***** DATA EXTRACT *****
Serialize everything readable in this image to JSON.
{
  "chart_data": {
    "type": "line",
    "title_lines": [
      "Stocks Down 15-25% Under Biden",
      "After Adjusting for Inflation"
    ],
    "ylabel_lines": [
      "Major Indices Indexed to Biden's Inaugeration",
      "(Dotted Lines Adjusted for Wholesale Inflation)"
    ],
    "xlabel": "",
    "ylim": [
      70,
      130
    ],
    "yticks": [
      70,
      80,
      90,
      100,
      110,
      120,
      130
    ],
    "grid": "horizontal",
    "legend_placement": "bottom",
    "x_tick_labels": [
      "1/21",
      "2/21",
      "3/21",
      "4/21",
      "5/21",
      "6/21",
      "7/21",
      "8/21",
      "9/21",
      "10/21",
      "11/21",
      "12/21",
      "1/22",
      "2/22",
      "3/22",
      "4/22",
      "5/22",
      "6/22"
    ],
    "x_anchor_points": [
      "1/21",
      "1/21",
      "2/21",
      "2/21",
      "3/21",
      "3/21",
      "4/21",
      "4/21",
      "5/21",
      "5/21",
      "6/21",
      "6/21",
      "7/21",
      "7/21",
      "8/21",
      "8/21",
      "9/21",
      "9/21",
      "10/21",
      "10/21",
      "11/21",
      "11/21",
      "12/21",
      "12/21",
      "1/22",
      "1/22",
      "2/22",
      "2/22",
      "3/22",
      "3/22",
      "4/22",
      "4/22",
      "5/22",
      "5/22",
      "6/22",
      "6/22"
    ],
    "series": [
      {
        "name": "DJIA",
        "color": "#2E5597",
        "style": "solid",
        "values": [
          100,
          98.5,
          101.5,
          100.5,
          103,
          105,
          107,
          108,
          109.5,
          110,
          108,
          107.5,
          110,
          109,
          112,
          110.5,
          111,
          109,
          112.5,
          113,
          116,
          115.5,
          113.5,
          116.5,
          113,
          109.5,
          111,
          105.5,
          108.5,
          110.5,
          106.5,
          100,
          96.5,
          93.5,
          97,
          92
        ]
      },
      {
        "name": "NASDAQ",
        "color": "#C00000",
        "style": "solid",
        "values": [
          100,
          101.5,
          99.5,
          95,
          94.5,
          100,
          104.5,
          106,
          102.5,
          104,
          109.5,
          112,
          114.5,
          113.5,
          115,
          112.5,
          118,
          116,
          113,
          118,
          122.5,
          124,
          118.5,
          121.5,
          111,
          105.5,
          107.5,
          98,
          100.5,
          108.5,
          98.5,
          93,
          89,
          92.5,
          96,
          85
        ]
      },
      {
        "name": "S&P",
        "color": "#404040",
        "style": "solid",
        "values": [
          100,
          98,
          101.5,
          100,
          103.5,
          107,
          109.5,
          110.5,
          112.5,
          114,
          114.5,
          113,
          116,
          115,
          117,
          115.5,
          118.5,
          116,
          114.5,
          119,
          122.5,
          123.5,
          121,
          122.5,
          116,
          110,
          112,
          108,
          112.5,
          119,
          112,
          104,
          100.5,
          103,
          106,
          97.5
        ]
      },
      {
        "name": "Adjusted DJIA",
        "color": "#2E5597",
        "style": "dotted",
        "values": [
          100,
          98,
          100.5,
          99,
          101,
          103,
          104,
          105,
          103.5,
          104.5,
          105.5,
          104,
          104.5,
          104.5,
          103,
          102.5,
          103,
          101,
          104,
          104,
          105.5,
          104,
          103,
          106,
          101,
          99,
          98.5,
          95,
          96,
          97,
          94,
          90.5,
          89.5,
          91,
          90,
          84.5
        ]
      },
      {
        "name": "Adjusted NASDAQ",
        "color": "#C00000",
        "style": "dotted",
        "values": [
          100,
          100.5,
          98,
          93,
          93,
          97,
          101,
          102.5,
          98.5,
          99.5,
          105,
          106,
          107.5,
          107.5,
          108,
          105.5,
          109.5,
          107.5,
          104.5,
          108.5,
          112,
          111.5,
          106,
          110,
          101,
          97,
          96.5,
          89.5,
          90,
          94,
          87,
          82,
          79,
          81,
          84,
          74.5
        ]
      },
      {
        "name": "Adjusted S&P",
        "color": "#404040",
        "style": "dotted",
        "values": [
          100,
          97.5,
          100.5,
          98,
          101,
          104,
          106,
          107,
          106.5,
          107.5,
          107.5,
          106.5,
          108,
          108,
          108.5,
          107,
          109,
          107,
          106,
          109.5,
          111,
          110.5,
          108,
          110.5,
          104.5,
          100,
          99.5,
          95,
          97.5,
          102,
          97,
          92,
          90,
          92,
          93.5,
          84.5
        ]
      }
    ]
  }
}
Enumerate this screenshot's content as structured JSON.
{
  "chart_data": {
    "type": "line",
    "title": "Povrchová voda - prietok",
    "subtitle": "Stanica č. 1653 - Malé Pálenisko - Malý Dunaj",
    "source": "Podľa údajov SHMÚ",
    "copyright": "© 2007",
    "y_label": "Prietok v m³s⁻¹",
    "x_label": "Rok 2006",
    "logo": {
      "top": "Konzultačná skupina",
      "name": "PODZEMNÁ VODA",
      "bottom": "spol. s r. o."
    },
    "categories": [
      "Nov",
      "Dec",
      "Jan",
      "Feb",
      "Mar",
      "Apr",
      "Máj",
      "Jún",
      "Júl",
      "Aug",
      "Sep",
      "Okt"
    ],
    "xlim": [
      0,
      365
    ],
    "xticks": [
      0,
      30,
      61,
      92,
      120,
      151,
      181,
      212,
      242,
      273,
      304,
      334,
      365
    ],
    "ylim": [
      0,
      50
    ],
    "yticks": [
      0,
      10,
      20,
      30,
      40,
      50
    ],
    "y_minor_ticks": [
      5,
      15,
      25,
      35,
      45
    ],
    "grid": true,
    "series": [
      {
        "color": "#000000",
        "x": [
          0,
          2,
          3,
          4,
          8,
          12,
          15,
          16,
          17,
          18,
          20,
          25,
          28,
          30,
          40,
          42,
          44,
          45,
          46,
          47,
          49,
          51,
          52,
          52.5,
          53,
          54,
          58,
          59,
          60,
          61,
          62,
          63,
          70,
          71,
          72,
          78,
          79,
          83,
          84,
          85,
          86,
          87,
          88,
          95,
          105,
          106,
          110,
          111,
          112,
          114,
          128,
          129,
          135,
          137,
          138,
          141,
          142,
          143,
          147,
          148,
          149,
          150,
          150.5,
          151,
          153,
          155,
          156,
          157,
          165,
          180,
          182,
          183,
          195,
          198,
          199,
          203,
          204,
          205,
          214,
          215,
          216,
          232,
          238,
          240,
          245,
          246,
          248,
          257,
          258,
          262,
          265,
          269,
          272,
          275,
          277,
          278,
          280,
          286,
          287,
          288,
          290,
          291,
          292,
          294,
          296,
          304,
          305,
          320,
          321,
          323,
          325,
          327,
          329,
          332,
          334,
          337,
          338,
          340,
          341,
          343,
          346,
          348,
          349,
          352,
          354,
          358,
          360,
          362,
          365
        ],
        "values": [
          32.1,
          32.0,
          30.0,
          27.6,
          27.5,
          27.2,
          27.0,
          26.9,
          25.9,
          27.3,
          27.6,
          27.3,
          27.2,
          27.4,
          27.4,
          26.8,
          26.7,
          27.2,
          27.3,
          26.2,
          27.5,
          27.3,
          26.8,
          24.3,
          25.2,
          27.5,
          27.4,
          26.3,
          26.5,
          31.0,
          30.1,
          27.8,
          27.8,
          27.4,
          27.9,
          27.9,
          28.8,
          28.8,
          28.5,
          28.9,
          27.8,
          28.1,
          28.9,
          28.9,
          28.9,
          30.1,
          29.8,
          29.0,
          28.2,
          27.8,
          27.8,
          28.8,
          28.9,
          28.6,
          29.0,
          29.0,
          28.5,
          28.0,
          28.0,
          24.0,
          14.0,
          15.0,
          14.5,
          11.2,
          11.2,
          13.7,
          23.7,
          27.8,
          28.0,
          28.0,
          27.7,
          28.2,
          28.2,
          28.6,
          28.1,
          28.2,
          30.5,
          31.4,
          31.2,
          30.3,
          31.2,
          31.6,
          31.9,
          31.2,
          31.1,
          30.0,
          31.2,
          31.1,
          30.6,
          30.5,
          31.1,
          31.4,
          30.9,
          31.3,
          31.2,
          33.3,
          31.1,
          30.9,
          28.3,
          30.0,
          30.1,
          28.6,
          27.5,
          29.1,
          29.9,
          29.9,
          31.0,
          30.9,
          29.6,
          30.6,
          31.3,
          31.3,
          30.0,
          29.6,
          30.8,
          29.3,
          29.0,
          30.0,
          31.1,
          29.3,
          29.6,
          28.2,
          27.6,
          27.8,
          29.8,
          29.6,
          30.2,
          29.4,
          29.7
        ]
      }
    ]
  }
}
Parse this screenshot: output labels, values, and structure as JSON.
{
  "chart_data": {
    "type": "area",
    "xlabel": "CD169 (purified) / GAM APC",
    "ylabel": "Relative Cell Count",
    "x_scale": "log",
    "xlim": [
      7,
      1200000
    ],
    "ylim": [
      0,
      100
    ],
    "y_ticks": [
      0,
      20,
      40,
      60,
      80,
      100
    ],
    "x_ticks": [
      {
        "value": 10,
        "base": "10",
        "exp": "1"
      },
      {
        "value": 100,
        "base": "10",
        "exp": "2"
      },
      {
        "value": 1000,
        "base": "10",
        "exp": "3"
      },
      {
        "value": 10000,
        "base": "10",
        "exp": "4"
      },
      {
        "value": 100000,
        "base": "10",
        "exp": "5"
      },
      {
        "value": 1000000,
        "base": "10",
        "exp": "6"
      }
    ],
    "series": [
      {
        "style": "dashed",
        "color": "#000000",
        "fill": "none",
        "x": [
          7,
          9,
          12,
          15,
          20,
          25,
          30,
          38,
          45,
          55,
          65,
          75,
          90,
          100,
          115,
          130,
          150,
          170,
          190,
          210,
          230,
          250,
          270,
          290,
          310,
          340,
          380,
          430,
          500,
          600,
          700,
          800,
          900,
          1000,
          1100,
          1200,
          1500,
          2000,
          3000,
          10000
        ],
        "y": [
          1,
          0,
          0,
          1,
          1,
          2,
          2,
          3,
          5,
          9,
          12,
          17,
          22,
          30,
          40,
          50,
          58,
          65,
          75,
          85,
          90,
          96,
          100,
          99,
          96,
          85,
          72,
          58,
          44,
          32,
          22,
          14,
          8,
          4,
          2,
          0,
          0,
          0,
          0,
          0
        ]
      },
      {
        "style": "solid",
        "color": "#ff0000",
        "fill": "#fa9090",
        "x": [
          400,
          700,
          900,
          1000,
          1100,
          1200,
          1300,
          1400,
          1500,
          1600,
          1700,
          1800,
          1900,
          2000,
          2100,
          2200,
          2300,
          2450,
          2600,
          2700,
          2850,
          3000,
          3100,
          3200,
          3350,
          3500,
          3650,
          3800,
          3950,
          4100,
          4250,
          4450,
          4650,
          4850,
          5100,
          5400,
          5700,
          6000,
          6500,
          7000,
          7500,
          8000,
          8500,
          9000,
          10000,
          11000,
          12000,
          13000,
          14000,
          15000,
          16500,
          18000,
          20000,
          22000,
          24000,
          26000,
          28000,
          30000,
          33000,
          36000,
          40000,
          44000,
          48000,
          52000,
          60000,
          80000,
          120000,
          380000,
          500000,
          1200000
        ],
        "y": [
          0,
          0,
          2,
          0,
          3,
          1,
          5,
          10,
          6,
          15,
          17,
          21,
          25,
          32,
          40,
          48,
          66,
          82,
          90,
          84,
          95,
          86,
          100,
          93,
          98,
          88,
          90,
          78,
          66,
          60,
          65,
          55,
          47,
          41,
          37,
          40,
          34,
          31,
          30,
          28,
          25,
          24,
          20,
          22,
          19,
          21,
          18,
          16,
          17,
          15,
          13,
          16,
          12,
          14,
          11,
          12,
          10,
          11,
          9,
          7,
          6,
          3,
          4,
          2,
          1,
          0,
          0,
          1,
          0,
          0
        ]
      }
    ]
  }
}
*****
Copy out every line where the word "Inflation" occurs.

      "After Adjusting for Inflation"
      "(Dotted Lines Adjusted for Wholesale Inflation)"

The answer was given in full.